— Start Records to process —

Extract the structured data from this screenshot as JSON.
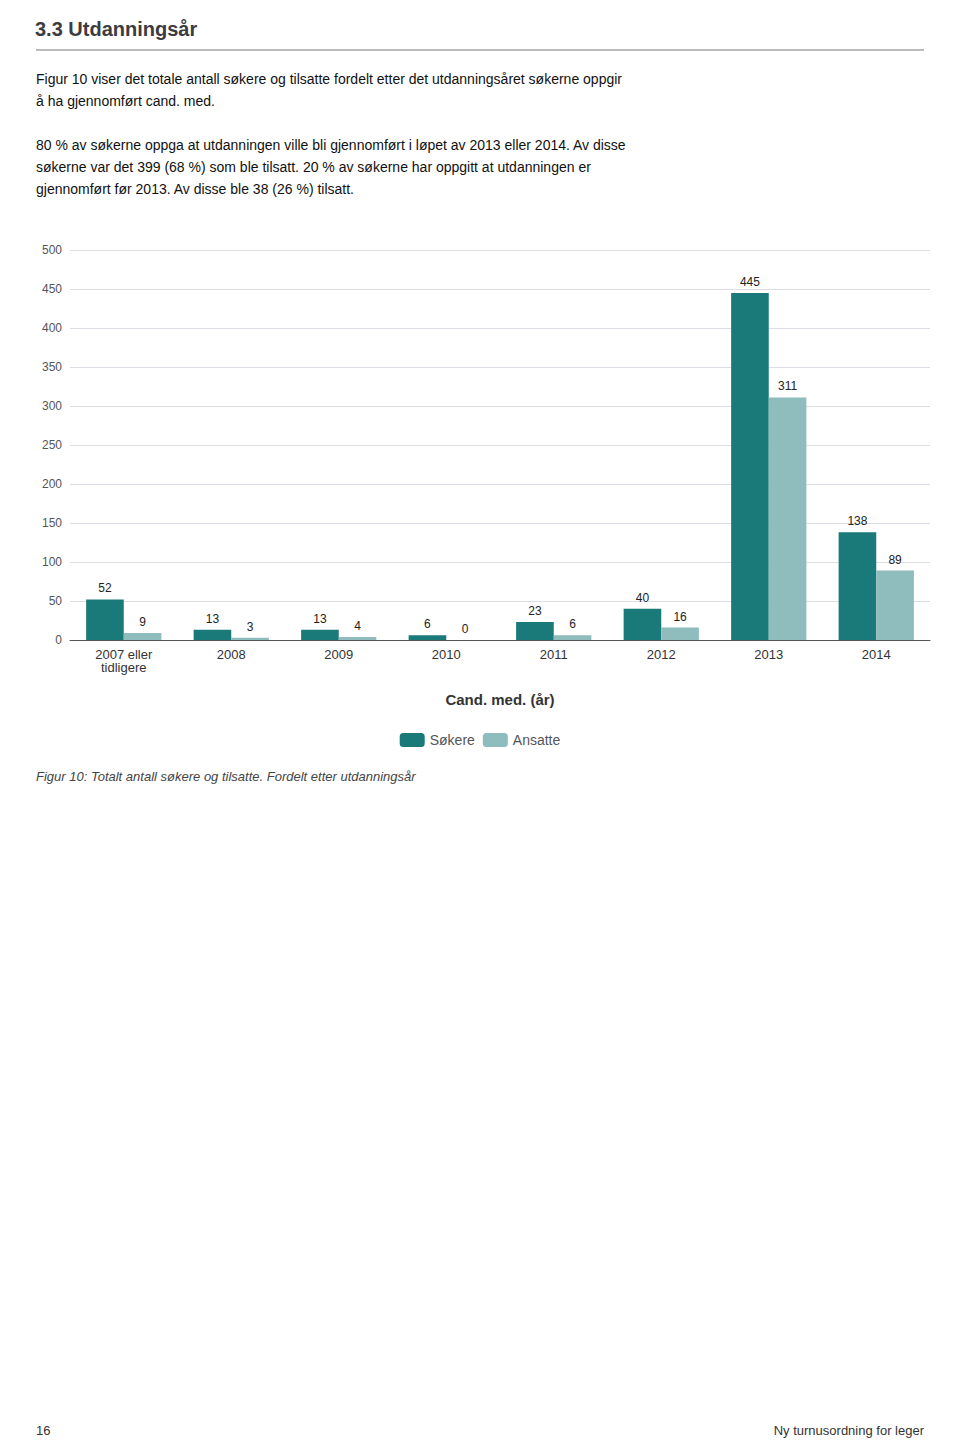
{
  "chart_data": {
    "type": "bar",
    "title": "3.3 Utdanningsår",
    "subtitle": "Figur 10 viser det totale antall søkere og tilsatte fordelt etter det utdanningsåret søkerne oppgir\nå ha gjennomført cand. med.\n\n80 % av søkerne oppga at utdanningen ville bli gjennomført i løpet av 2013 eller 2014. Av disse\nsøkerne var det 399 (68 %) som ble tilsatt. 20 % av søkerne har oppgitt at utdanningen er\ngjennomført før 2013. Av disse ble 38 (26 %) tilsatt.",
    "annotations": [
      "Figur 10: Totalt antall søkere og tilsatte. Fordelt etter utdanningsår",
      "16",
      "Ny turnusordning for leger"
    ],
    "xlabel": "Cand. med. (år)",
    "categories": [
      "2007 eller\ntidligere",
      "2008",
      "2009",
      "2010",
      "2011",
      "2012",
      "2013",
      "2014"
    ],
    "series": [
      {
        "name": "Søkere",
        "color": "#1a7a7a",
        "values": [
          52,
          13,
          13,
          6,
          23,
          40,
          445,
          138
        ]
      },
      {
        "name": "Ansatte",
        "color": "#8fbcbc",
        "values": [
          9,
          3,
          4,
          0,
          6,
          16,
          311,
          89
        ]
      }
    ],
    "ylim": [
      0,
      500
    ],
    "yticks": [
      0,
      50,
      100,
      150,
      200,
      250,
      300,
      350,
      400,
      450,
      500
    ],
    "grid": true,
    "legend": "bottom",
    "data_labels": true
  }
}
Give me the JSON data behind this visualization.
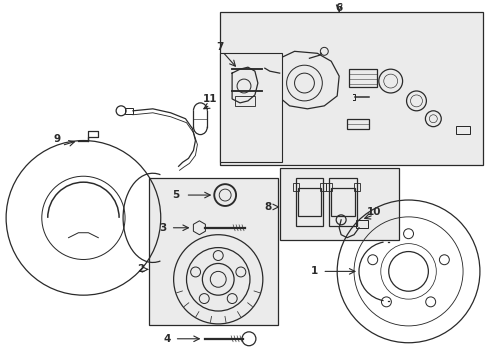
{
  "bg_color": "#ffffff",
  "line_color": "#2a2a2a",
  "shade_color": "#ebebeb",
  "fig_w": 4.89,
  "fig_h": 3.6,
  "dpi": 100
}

— End Records to process —

## Your goal
Scan the listing above for the word "tilsatte" and copy every line that holds it.

## Solved problem
    "subtitle": "Figur 10 viser det totale antall søkere og tilsatte fordelt etter det utdanningsåret søkerne oppgir\nå ha gjennomført cand. med.\n\n80 % av søkerne oppga at utdanningen ville bli gjennomført i løpet av 2013 eller 2014. Av disse\nsøkerne var det 399 (68 %) som ble tilsatt. 20 % av søkerne har oppgitt at utdanningen er\ngjennomført før 2013. Av disse ble 38 (26 %) tilsatt.",
      "Figur 10: Totalt antall søkere og tilsatte. Fordelt etter utdanningsår",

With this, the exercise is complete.